Without the pictures, set down the records below word for word.

+-------+

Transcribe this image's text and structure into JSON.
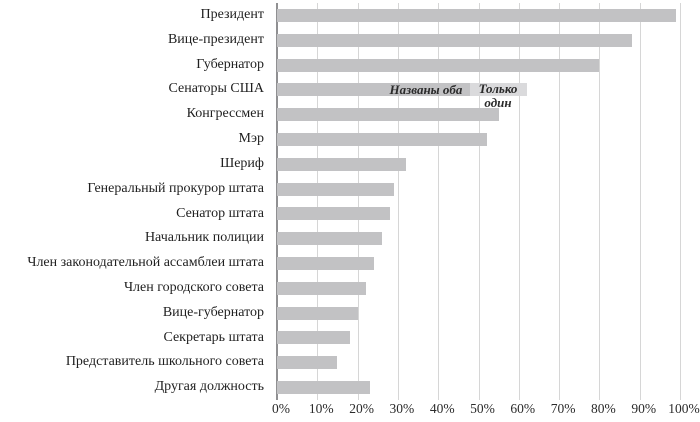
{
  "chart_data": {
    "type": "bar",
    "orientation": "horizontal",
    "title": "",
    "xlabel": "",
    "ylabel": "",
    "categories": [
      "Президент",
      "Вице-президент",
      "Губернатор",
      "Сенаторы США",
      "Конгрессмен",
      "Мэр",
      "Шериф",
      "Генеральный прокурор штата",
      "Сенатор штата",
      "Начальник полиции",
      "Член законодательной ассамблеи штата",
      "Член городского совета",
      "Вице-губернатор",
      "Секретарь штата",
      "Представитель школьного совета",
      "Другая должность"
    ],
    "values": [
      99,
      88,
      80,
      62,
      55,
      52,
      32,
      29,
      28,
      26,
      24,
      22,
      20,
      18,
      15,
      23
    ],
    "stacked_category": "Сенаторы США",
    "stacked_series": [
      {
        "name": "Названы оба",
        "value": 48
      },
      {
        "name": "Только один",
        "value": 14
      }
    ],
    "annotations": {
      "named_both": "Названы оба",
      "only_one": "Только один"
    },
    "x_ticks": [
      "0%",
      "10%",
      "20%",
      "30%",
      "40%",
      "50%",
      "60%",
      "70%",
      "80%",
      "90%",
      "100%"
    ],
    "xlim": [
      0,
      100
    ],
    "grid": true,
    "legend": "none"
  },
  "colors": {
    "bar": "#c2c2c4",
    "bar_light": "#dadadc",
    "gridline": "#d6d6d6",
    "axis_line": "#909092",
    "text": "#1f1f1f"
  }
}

+-------+

◆ **TASK RESPONSE**:
Transcribe this image's text and structure into JSON.
{
  "chart_data": {
    "type": "bar",
    "orientation": "horizontal",
    "title": "",
    "xlabel": "",
    "ylabel": "",
    "categories": [
      "Президент",
      "Вице-президент",
      "Губернатор",
      "Сенаторы США",
      "Конгрессмен",
      "Мэр",
      "Шериф",
      "Генеральный прокурор штата",
      "Сенатор штата",
      "Начальник полиции",
      "Член законодательной ассамблеи штата",
      "Член городского совета",
      "Вице-губернатор",
      "Секретарь штата",
      "Представитель школьного совета",
      "Другая должность"
    ],
    "values": [
      99,
      88,
      80,
      62,
      55,
      52,
      32,
      29,
      28,
      26,
      24,
      22,
      20,
      18,
      15,
      23
    ],
    "stacked_category": "Сенаторы США",
    "stacked_series": [
      {
        "name": "Названы оба",
        "value": 48
      },
      {
        "name": "Только один",
        "value": 14
      }
    ],
    "annotations": {
      "named_both": "Названы оба",
      "only_one": "Только один"
    },
    "x_ticks": [
      "0%",
      "10%",
      "20%",
      "30%",
      "40%",
      "50%",
      "60%",
      "70%",
      "80%",
      "90%",
      "100%"
    ],
    "xlim": [
      0,
      100
    ],
    "grid": true,
    "legend": "none"
  },
  "colors": {
    "bar": "#c2c2c4",
    "bar_light": "#dadadc",
    "gridline": "#d6d6d6",
    "axis_line": "#909092",
    "text": "#1f1f1f"
  }
}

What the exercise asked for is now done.